- [What to do]: The records below must be retyped exactly.

· · · ·

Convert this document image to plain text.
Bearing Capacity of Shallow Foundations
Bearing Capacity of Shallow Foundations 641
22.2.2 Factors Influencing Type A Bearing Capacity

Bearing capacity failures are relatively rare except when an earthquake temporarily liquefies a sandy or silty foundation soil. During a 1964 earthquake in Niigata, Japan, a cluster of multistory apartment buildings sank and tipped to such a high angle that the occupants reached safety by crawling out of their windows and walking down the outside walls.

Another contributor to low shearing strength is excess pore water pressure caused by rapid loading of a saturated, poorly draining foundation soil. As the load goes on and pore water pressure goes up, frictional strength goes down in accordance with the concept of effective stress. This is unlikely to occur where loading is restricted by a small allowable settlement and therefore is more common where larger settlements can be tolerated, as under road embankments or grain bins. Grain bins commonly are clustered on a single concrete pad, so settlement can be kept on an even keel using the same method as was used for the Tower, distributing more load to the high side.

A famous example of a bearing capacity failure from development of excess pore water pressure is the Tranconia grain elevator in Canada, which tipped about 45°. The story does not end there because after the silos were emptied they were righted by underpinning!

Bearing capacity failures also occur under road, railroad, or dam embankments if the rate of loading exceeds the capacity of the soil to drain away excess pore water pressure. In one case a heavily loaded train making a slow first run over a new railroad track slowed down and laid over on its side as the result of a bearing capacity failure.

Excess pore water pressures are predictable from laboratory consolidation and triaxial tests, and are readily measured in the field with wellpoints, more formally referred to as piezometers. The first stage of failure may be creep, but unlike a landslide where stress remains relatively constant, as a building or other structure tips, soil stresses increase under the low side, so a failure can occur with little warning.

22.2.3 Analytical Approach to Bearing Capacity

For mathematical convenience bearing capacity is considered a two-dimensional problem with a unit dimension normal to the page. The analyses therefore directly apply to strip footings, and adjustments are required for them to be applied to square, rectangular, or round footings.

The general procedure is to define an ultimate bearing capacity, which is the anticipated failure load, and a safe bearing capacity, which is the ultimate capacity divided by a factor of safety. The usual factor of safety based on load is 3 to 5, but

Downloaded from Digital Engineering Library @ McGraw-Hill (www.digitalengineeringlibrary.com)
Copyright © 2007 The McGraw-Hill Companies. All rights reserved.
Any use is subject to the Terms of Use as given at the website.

· · · ·

- [Completed exercise]:
Convert this document image to plain text.
Bearing Capacity of Shallow Foundations
Bearing Capacity of Shallow Foundations 641
22.2.2 Factors Influencing Type A Bearing Capacity

Bearing capacity failures are relatively rare except when an earthquake temporarily liquefies a sandy or silty foundation soil. During a 1964 earthquake in Niigata, Japan, a cluster of multistory apartment buildings sank and tipped to such a high angle that the occupants reached safety by crawling out of their windows and walking down the outside walls.

Another contributor to low shearing strength is excess pore water pressure caused by rapid loading of a saturated, poorly draining foundation soil. As the load goes on and pore water pressure goes up, frictional strength goes down in accordance with the concept of effective stress. This is unlikely to occur where loading is restricted by a small allowable settlement and therefore is more common where larger settlements can be tolerated, as under road embankments or grain bins. Grain bins commonly are clustered on a single concrete pad, so settlement can be kept on an even keel using the same method as was used for the Tower, distributing more load to the high side.

A famous example of a bearing capacity failure from development of excess pore water pressure is the Tranconia grain elevator in Canada, which tipped about 45°. The story does not end there because after the silos were emptied they were righted by underpinning!

Bearing capacity failures also occur under road, railroad, or dam embankments if the rate of loading exceeds the capacity of the soil to drain away excess pore water pressure. In one case a heavily loaded train making a slow first run over a new railroad track slowed down and laid over on its side as the result of a bearing capacity failure.

Excess pore water pressures are predictable from laboratory consolidation and triaxial tests, and are readily measured in the field with wellpoints, more formally referred to as piezometers. The first stage of failure may be creep, but unlike a landslide where stress remains relatively constant, as a building or other structure tips, soil stresses increase under the low side, so a failure can occur with little warning.

22.2.3 Analytical Approach to Bearing Capacity

For mathematical convenience bearing capacity is considered a two-dimensional problem with a unit dimension normal to the page. The analyses therefore directly apply to strip footings, and adjustments are required for them to be applied to square, rectangular, or round footings.

The general procedure is to define an ultimate bearing capacity, which is the anticipated failure load, and a safe bearing capacity, which is the ultimate capacity divided by a factor of safety. The usual factor of safety based on load is 3 to 5, but

Downloaded from Digital Engineering Library @ McGraw-Hill (www.digitalengineeringlibrary.com)
Copyright © 2007 The McGraw-Hill Companies. All rights reserved.
Any use is subject to the Terms of Use as given at the website.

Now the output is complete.